**DIRECTIONS FOR THIS TASK:** Find the lines in the records that carry the word "ångknappen". Copy each one.

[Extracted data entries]
● ● ● ● ● ● ●

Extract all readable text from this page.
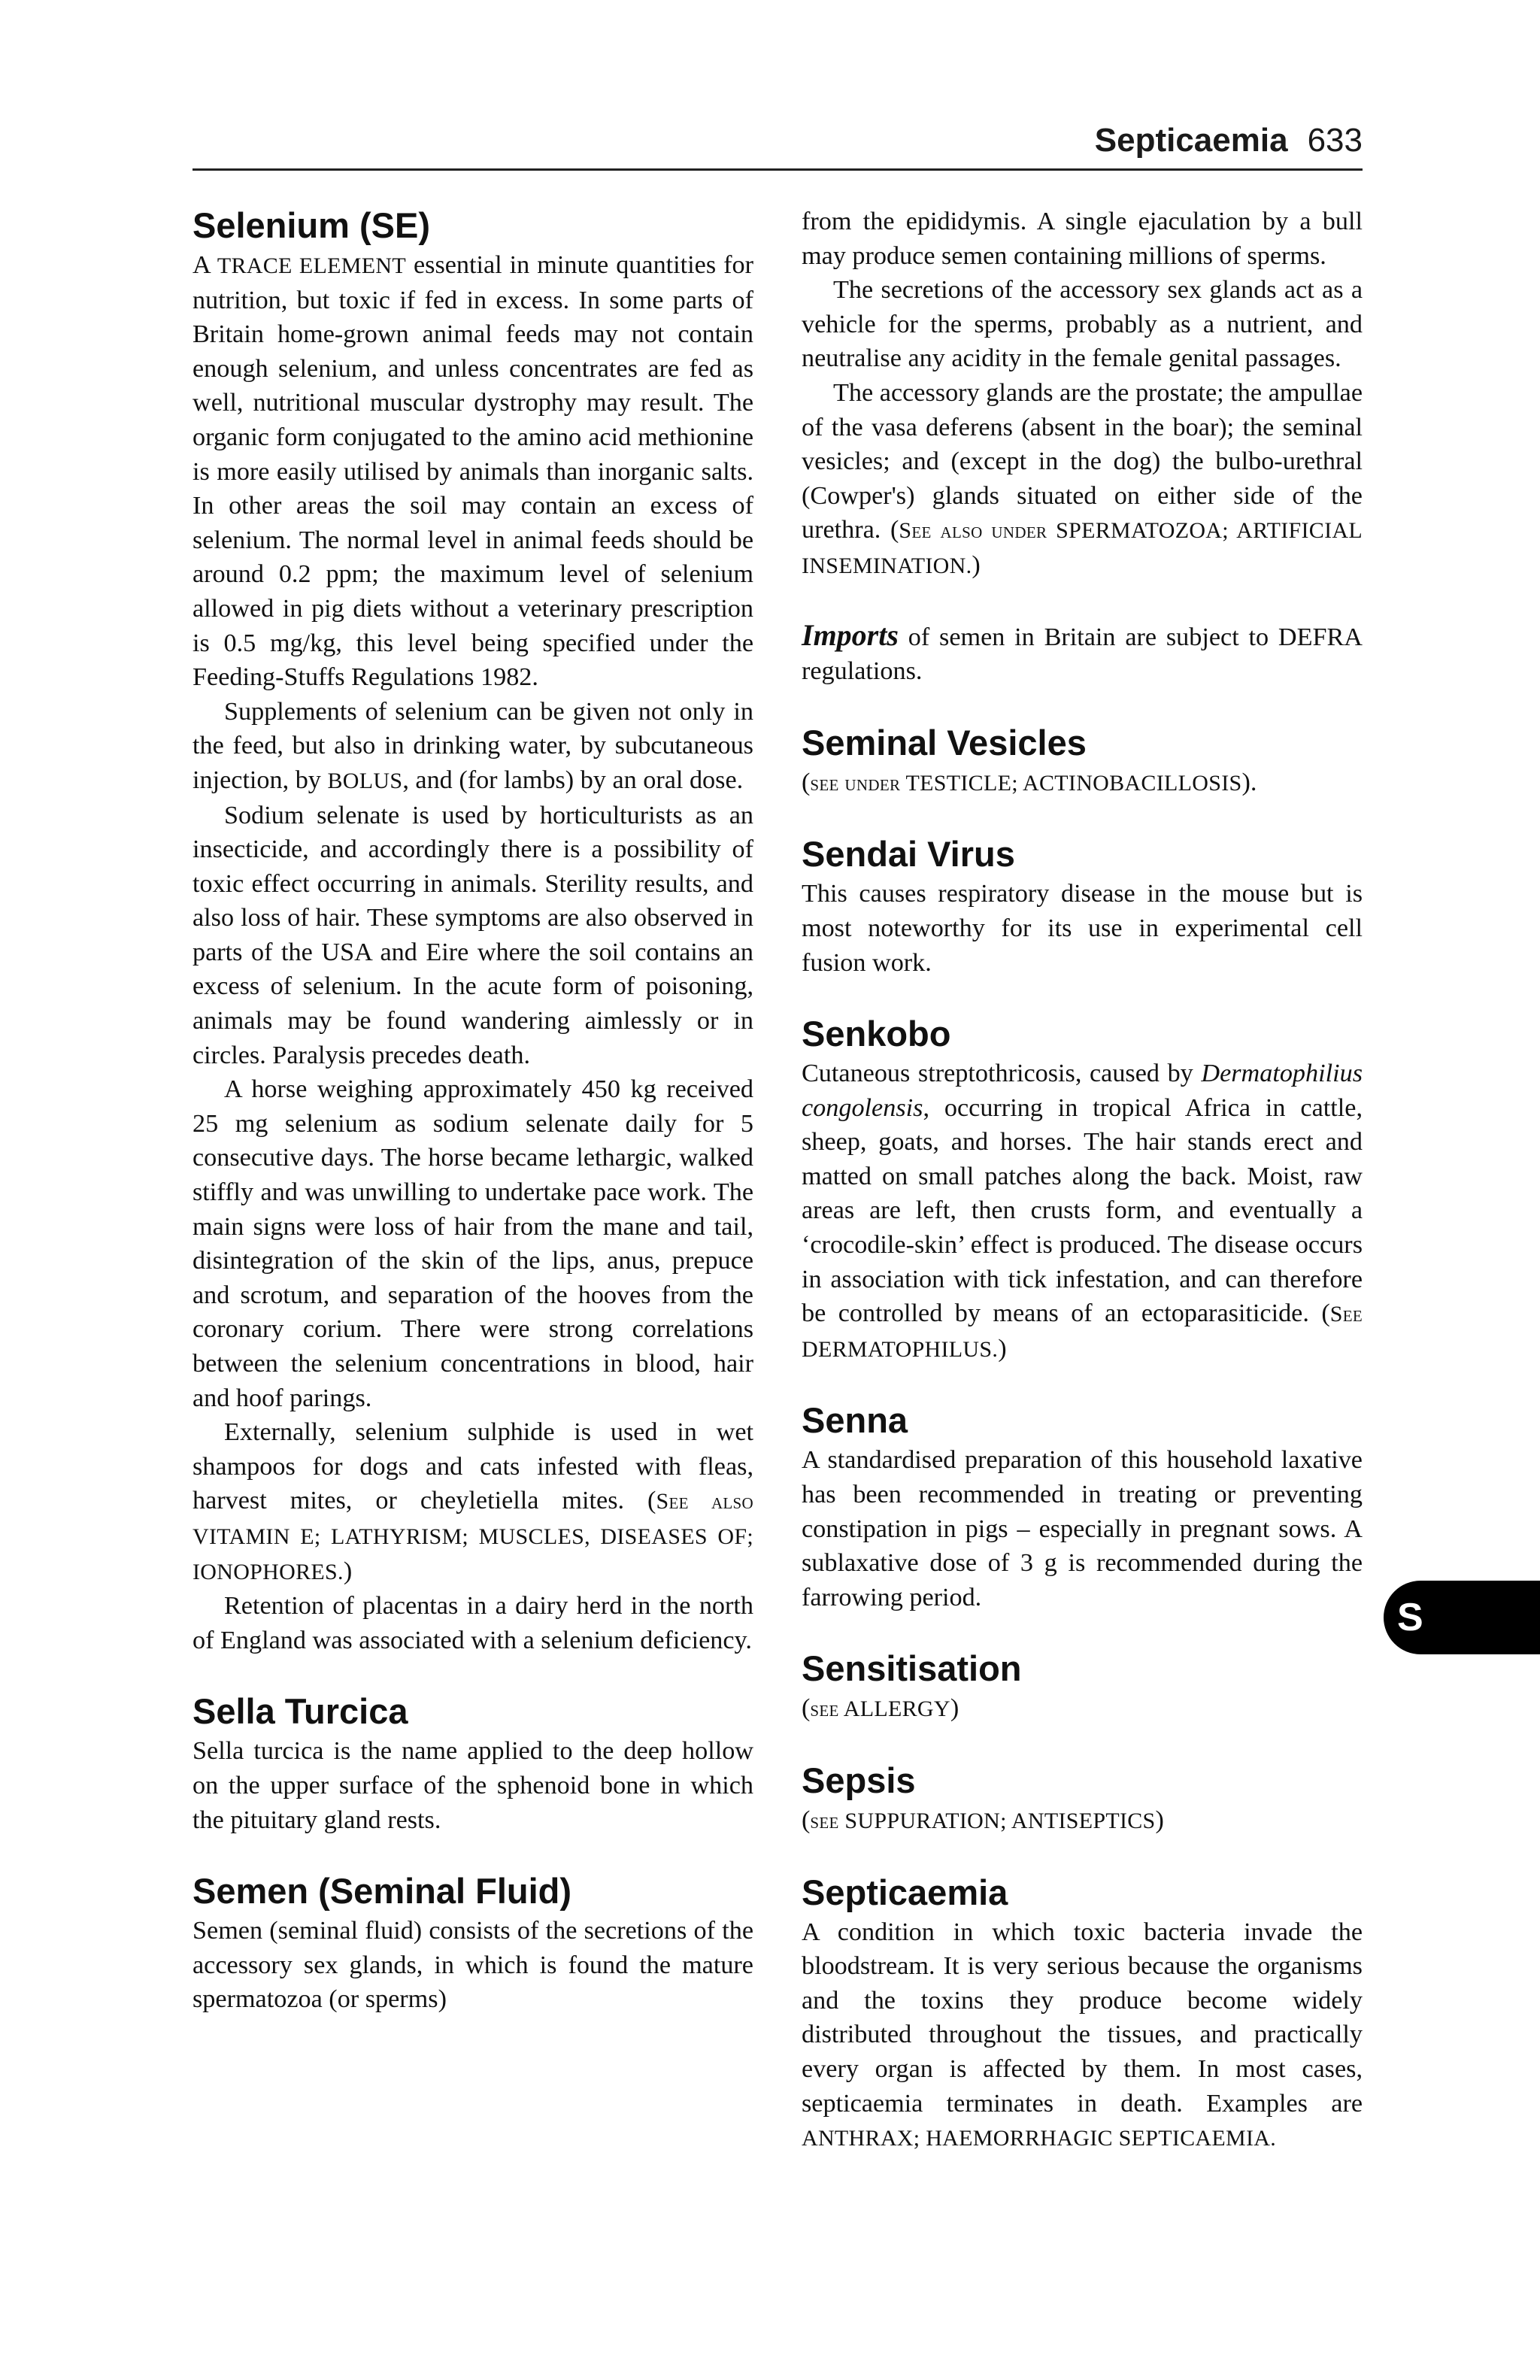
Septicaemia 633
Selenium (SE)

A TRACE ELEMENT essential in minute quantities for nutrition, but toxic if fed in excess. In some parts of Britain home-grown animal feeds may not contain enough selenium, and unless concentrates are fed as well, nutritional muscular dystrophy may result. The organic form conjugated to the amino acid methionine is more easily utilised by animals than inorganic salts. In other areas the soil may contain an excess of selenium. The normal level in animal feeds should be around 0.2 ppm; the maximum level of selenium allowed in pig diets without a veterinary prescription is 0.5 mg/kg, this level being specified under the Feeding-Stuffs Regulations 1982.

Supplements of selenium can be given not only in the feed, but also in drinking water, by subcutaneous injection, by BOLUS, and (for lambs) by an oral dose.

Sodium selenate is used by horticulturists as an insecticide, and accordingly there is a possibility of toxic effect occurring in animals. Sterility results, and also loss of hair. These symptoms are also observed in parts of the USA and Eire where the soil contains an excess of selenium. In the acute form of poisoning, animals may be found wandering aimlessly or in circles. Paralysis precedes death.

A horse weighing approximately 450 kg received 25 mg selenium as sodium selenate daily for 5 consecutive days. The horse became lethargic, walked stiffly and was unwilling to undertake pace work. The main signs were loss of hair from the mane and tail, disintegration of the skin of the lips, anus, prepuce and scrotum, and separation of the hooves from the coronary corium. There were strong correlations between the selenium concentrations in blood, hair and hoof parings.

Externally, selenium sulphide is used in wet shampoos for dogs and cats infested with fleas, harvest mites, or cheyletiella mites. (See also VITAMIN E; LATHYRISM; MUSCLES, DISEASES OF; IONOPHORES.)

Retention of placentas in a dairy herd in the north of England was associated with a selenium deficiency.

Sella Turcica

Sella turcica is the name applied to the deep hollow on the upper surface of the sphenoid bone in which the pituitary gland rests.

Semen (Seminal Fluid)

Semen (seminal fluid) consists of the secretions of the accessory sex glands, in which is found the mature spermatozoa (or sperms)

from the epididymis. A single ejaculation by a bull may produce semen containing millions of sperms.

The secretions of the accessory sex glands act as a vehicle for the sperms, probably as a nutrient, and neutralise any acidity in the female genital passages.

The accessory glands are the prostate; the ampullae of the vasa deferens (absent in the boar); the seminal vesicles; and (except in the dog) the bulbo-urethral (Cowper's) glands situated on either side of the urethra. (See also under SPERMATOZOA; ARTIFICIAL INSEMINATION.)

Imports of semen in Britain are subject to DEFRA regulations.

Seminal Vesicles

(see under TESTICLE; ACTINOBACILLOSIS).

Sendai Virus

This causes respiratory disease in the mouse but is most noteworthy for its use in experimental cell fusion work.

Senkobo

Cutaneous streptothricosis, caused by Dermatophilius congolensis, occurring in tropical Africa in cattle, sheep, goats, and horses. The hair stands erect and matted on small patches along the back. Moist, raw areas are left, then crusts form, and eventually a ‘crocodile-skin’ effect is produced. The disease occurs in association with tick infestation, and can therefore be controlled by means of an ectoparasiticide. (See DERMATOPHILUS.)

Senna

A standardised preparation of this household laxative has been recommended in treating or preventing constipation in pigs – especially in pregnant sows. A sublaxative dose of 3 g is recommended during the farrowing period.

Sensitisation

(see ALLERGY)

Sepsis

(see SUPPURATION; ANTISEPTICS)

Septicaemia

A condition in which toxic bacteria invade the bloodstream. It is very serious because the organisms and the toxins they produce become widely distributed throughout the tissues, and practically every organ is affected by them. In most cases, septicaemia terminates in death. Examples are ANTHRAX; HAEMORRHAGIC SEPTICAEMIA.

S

● ● ● ● ● ● ●

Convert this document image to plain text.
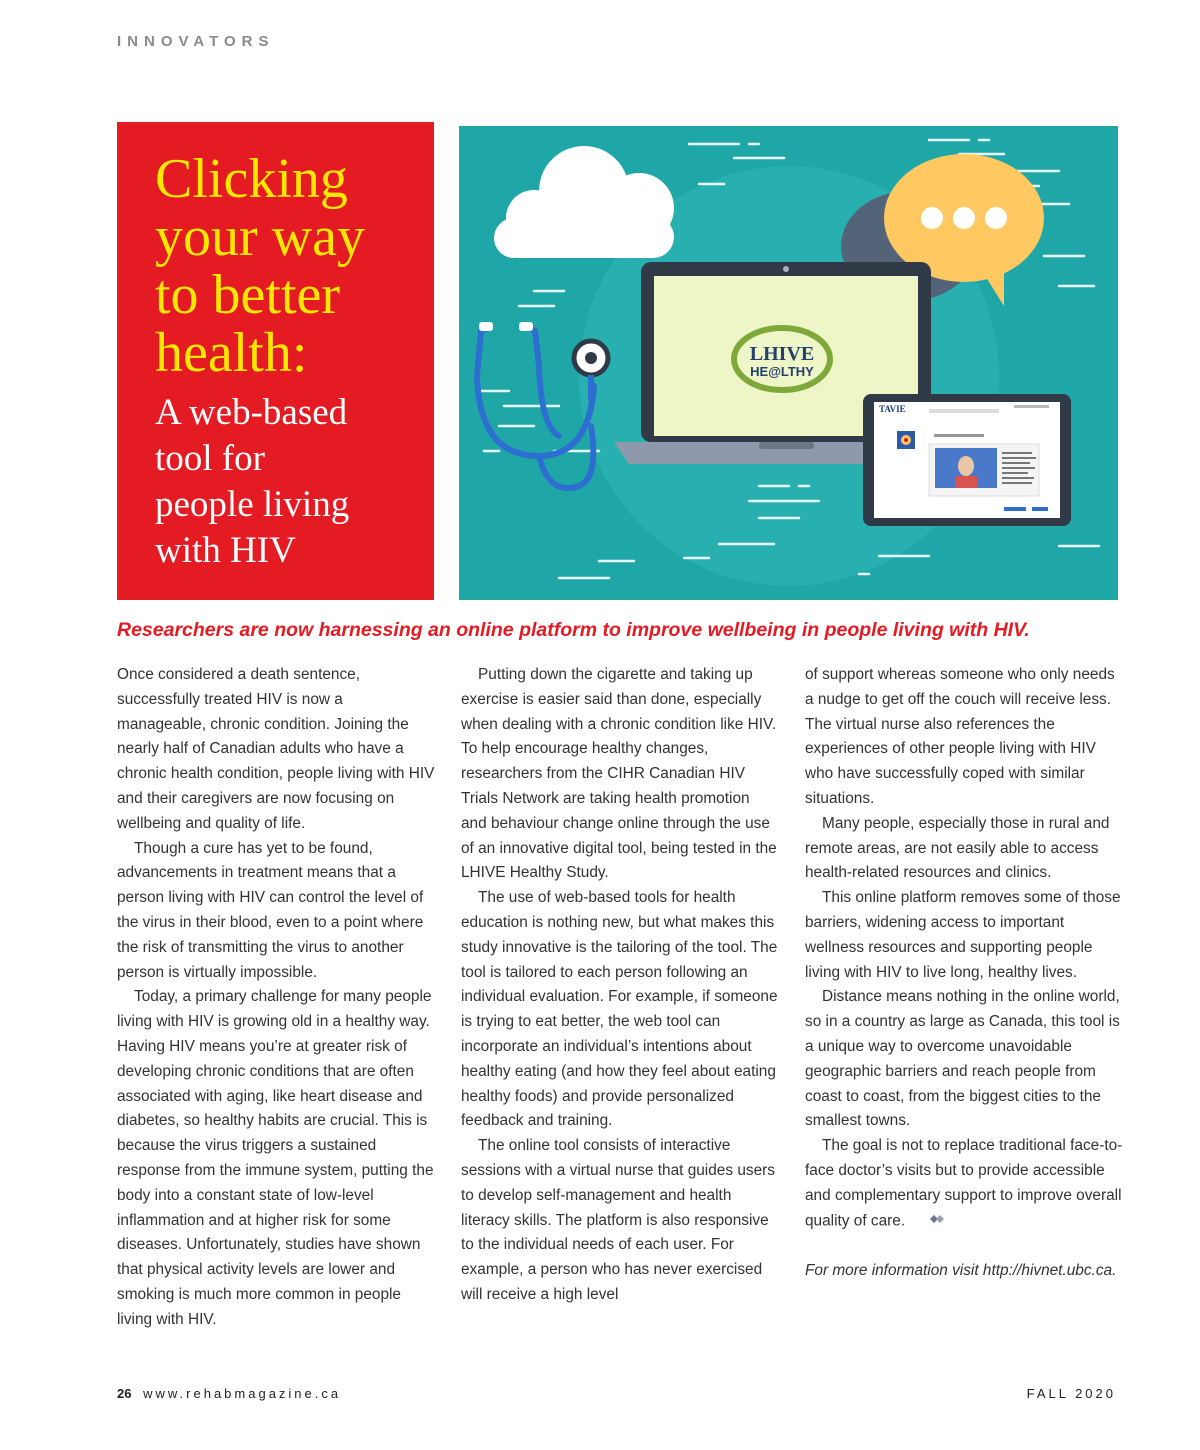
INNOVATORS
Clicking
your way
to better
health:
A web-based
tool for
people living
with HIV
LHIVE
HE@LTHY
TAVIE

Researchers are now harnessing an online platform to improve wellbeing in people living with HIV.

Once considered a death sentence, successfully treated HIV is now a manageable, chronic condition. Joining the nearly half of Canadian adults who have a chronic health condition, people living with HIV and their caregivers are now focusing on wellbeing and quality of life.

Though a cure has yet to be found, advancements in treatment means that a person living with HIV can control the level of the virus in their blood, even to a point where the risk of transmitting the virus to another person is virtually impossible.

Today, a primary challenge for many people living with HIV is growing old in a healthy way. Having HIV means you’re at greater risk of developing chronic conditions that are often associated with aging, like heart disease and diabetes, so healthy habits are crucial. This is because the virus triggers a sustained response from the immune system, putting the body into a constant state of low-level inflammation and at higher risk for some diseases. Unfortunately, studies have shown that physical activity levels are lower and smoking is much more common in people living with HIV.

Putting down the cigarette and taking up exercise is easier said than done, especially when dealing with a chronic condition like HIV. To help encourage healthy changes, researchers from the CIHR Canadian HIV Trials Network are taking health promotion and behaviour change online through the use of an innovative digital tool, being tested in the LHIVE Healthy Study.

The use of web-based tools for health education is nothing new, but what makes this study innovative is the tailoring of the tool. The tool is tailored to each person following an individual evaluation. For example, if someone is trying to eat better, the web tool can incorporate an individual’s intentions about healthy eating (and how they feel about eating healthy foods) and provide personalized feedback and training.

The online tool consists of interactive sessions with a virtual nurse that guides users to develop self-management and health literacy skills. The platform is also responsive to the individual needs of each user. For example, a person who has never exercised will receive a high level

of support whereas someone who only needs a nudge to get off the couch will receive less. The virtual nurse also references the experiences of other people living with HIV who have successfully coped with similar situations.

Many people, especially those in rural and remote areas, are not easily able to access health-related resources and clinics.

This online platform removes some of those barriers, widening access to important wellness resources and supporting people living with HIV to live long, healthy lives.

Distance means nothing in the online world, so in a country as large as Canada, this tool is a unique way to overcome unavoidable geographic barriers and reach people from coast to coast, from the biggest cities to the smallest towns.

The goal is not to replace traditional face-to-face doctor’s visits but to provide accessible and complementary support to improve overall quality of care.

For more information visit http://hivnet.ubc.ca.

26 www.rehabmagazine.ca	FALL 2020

● ● ● ● ● ● ●

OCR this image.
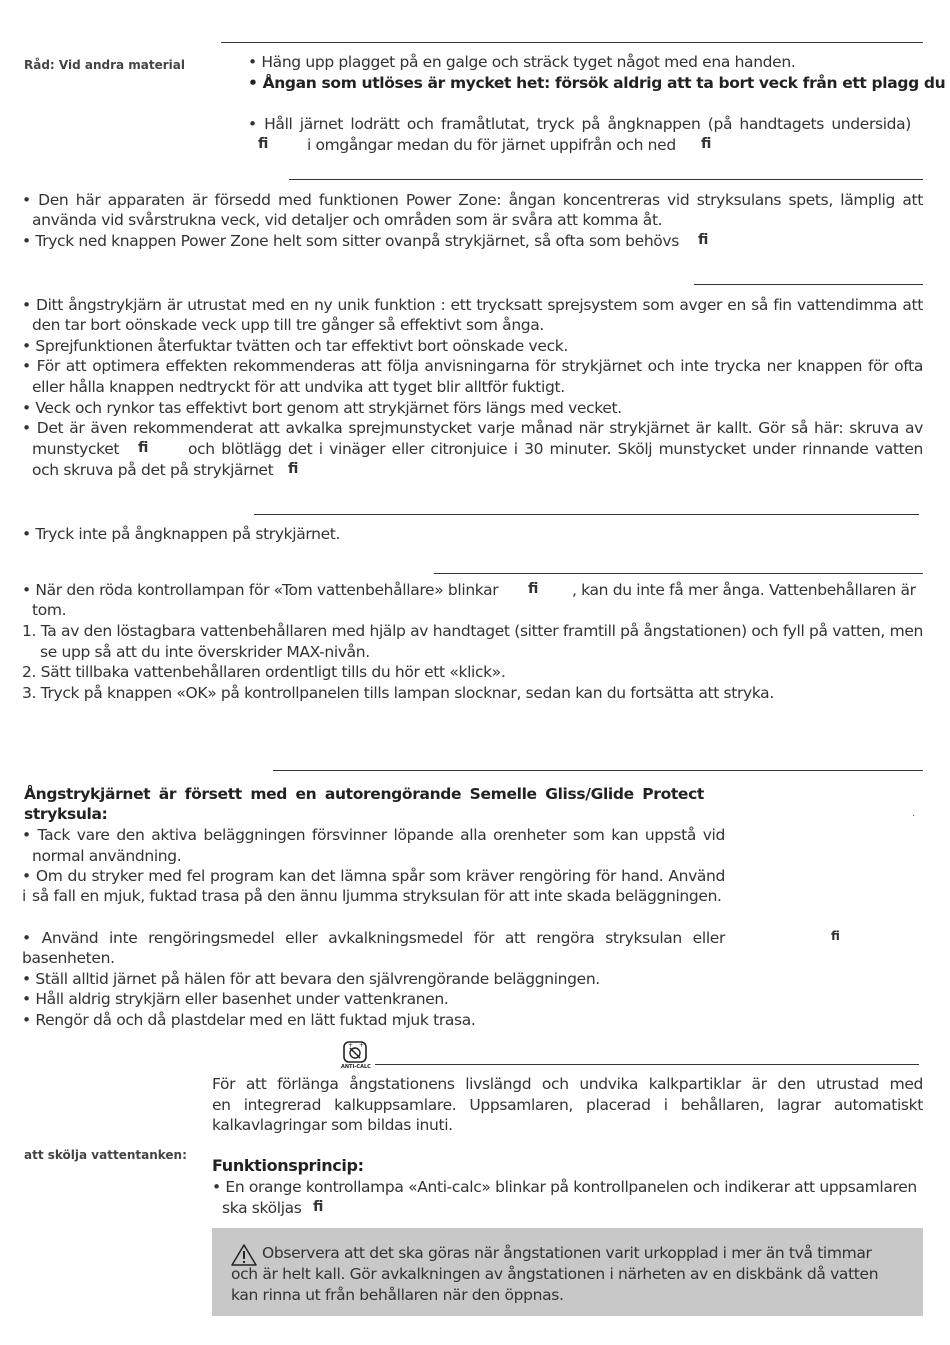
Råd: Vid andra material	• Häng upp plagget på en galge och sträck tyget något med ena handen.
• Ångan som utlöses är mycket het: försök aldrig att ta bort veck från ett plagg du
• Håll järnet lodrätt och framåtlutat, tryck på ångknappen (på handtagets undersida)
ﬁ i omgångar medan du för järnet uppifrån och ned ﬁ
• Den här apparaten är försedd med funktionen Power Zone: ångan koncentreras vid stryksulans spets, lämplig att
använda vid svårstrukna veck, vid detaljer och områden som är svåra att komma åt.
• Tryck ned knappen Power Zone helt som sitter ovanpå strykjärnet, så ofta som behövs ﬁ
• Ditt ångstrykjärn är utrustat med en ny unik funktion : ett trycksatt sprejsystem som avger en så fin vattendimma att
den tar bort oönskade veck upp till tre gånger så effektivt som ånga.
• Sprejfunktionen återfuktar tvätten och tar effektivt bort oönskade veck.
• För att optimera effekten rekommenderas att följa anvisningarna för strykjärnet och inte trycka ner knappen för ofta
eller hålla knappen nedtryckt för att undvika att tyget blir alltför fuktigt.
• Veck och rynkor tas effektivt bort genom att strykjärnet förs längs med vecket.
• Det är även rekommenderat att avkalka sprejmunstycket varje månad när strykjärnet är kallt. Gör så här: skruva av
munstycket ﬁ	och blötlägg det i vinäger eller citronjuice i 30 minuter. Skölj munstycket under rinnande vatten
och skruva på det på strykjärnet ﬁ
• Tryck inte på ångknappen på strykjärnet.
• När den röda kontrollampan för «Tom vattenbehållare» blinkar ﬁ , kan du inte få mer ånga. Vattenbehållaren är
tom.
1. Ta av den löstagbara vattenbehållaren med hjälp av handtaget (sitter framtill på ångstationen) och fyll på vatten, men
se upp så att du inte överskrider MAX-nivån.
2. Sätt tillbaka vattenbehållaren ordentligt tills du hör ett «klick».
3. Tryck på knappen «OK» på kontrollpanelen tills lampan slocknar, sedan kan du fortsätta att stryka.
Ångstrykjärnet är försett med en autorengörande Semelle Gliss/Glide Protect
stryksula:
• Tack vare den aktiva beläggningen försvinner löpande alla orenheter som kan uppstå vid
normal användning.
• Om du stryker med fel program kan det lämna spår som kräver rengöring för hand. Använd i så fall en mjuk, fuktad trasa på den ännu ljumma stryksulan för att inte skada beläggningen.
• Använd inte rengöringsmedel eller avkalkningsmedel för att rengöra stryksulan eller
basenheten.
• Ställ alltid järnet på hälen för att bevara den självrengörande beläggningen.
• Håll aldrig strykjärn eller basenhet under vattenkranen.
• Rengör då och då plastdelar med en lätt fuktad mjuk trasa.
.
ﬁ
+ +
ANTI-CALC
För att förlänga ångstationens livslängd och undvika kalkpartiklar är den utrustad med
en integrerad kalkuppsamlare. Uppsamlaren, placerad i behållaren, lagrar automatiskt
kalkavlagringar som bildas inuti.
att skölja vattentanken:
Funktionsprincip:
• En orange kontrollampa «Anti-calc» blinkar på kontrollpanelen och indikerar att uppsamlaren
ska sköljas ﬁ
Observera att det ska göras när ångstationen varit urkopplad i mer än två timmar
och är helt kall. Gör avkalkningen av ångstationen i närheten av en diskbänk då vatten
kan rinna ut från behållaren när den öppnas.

● ● ● ● ● ● ●

**EXERCISE OUTPUT:**
• Håll järnet lodrätt och framåtlutat, tryck på ångknappen (på handtagets undersida)
• Tryck inte på ångknappen på strykjärnet.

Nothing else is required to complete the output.